### Description of the task
Return a copy of every line in the records that includes the word "внесении".

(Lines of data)

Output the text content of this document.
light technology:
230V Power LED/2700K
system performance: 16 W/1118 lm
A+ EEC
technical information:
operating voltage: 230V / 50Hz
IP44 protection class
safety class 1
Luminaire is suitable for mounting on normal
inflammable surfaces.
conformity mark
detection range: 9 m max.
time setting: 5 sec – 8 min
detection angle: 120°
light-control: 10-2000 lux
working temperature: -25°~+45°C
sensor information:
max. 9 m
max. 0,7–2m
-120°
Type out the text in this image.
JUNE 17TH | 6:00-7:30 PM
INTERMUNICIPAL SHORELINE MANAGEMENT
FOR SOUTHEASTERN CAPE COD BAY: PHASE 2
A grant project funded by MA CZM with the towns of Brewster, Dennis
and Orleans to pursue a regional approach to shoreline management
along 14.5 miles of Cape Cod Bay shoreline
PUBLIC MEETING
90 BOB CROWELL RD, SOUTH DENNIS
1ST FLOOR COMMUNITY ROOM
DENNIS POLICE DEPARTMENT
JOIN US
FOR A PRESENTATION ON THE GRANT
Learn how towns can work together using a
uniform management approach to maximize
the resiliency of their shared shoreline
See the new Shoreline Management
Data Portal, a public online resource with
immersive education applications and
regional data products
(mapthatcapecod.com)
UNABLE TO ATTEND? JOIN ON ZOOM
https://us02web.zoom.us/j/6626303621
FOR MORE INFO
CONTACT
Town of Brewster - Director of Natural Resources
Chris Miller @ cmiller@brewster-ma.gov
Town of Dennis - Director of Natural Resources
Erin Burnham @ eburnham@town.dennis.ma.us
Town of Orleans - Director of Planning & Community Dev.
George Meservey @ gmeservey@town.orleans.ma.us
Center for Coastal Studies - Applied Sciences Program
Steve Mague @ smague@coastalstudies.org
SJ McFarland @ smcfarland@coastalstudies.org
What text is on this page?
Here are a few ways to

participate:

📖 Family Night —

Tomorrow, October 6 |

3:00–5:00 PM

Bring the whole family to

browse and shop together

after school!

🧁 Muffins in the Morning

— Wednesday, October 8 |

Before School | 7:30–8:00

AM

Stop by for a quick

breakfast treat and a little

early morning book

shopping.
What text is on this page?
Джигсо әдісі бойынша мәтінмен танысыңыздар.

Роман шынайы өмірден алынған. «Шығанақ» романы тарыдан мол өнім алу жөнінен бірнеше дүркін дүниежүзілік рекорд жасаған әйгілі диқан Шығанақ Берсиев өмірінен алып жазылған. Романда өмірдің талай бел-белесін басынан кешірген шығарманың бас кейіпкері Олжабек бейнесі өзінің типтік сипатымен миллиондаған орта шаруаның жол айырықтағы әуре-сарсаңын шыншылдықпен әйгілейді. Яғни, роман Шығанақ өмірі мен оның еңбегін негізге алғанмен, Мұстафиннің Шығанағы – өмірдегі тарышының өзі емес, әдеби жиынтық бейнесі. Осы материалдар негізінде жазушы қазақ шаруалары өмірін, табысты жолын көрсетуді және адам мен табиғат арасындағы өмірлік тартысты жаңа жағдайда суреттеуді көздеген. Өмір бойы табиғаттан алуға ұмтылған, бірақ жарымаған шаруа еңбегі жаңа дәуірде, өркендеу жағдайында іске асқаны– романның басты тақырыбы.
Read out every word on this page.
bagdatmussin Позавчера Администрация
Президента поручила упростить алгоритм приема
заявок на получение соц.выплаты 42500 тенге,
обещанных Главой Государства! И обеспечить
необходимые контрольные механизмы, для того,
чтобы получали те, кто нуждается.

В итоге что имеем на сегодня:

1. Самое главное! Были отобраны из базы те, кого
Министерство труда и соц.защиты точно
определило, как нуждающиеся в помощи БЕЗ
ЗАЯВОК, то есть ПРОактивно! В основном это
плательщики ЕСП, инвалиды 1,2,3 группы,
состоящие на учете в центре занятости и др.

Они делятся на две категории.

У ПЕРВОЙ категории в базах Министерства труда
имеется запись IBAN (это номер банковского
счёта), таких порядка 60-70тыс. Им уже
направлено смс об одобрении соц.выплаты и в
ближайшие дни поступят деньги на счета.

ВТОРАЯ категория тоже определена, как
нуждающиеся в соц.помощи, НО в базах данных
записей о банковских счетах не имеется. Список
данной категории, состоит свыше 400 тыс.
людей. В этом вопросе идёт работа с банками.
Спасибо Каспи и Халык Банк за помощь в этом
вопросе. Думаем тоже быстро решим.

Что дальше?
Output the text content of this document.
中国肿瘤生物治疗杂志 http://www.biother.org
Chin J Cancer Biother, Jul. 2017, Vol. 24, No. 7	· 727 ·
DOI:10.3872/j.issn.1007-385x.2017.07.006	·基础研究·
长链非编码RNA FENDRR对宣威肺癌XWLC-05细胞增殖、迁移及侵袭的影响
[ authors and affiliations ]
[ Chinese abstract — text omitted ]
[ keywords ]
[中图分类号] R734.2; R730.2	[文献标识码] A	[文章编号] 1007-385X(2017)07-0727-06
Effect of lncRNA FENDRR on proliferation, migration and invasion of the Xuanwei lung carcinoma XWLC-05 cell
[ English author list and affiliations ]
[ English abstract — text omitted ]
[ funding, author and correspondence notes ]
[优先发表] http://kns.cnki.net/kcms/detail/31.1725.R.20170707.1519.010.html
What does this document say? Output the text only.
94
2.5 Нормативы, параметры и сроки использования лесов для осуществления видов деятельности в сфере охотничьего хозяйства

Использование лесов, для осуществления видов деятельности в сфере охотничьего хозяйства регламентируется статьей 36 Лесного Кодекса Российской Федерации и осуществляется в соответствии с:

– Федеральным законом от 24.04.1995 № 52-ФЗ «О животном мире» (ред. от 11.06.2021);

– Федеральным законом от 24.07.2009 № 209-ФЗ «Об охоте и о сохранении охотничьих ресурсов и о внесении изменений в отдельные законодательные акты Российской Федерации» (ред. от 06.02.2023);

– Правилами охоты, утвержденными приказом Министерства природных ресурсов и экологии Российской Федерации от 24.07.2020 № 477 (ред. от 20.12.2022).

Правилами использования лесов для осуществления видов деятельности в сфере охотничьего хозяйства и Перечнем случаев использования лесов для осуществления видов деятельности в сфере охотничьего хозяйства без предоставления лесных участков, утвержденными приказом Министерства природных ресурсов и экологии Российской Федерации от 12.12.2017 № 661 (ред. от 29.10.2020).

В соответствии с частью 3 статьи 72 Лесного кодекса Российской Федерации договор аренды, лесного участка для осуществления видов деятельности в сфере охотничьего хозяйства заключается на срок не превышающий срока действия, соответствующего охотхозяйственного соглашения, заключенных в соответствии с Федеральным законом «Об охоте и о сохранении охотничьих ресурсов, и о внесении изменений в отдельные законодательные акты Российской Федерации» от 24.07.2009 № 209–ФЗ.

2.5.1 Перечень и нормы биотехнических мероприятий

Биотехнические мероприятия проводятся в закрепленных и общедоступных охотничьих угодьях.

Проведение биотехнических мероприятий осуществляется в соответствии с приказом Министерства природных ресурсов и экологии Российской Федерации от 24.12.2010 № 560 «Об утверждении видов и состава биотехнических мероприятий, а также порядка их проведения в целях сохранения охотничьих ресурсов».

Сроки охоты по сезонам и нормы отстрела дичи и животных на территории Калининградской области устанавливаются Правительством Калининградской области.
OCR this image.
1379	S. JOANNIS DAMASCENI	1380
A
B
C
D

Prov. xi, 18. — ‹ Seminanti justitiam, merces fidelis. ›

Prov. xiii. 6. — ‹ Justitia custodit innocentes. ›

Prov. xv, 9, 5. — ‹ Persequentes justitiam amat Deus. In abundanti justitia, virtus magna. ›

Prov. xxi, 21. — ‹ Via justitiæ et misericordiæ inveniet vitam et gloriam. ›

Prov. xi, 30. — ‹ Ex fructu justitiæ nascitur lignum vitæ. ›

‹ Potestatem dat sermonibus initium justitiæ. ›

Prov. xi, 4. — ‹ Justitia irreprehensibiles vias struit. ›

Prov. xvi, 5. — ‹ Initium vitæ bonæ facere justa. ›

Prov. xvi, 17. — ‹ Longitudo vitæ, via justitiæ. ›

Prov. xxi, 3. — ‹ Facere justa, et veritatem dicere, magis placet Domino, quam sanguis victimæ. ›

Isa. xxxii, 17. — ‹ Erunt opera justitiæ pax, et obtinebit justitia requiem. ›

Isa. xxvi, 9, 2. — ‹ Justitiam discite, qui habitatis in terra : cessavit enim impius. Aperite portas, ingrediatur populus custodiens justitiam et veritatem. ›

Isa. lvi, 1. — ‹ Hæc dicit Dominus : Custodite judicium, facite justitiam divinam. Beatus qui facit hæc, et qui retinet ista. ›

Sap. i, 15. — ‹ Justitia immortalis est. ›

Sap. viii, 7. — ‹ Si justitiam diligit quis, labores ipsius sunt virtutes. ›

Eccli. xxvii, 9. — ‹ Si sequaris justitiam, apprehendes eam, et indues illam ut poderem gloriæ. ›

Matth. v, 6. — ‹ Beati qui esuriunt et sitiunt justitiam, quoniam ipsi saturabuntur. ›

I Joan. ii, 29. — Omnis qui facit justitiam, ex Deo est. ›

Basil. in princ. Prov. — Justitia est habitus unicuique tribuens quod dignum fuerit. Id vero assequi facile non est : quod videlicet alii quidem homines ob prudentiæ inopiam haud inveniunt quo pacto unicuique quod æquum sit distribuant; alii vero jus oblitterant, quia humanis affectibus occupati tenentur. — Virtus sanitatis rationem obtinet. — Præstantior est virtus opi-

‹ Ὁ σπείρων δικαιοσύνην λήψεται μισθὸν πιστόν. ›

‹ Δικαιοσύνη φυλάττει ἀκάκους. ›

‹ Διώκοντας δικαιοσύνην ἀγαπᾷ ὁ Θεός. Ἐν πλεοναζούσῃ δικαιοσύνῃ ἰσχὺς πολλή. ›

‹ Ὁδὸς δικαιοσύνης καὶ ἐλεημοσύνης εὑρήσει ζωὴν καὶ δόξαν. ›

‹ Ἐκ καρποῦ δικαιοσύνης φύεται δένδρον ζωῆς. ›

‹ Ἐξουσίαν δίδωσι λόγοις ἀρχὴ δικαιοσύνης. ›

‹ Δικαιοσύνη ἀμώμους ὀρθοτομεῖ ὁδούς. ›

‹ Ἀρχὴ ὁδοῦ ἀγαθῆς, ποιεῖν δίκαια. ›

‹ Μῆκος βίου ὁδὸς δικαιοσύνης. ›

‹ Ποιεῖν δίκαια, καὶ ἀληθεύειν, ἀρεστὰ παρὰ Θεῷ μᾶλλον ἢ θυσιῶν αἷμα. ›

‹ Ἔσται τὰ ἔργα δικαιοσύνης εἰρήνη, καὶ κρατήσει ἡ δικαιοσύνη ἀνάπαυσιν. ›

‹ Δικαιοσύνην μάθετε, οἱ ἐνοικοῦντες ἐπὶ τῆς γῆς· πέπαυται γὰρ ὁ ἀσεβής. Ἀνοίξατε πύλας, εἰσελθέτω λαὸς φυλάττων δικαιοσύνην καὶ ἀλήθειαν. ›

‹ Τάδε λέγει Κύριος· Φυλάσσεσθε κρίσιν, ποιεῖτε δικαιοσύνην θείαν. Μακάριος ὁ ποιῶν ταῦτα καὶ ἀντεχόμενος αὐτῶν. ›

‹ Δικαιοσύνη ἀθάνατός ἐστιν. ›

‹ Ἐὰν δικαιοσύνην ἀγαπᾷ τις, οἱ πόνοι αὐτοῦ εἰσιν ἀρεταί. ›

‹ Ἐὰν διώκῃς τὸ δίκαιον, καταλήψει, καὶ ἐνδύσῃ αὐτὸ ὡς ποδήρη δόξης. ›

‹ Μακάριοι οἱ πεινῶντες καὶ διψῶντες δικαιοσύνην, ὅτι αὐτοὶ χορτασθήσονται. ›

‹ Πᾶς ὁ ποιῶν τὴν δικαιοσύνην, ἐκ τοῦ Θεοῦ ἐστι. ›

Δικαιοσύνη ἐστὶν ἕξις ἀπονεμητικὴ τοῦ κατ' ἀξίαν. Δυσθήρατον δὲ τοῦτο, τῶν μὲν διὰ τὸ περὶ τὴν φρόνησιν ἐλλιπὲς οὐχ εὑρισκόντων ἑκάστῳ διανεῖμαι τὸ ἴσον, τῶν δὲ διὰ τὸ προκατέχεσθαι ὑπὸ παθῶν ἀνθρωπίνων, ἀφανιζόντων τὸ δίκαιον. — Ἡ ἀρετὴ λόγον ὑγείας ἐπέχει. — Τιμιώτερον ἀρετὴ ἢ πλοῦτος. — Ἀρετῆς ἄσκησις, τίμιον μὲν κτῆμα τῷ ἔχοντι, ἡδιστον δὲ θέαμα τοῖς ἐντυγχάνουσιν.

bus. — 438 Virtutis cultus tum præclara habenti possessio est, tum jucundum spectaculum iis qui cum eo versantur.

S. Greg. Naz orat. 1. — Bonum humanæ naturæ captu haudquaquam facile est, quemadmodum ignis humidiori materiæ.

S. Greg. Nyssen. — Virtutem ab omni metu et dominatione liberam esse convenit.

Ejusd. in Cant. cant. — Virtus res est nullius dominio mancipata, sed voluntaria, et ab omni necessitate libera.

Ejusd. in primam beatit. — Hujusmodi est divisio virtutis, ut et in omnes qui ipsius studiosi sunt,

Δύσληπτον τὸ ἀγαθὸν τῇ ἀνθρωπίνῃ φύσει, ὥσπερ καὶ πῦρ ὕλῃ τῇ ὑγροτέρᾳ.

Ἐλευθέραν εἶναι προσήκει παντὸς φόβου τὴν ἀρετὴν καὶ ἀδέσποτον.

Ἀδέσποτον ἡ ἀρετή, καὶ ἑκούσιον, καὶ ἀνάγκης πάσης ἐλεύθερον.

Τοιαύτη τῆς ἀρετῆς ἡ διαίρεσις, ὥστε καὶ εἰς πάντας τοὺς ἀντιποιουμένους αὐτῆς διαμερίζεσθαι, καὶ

### Solved problem
– Федеральным законом от 24.07.2009 № 209-ФЗ «Об охоте и о сохранении охотничьих ресурсов и о внесении изменений в отдельные законодательные акты Российской Федерации» (ред. от 06.02.2023);
В соответствии с частью 3 статьи 72 Лесного кодекса Российской Федерации договор аренды, лесного участка для осуществления видов деятельности в сфере охотничьего хозяйства заключается на срок не превышающий срока действия, соответствующего охотхозяйственного соглашения, заключенных в соответствии с Федеральным законом «Об охоте и о сохранении охотничьих ресурсов, и о внесении изменений в отдельные законодательные акты Российской Федерации» от 24.07.2009 № 209–ФЗ.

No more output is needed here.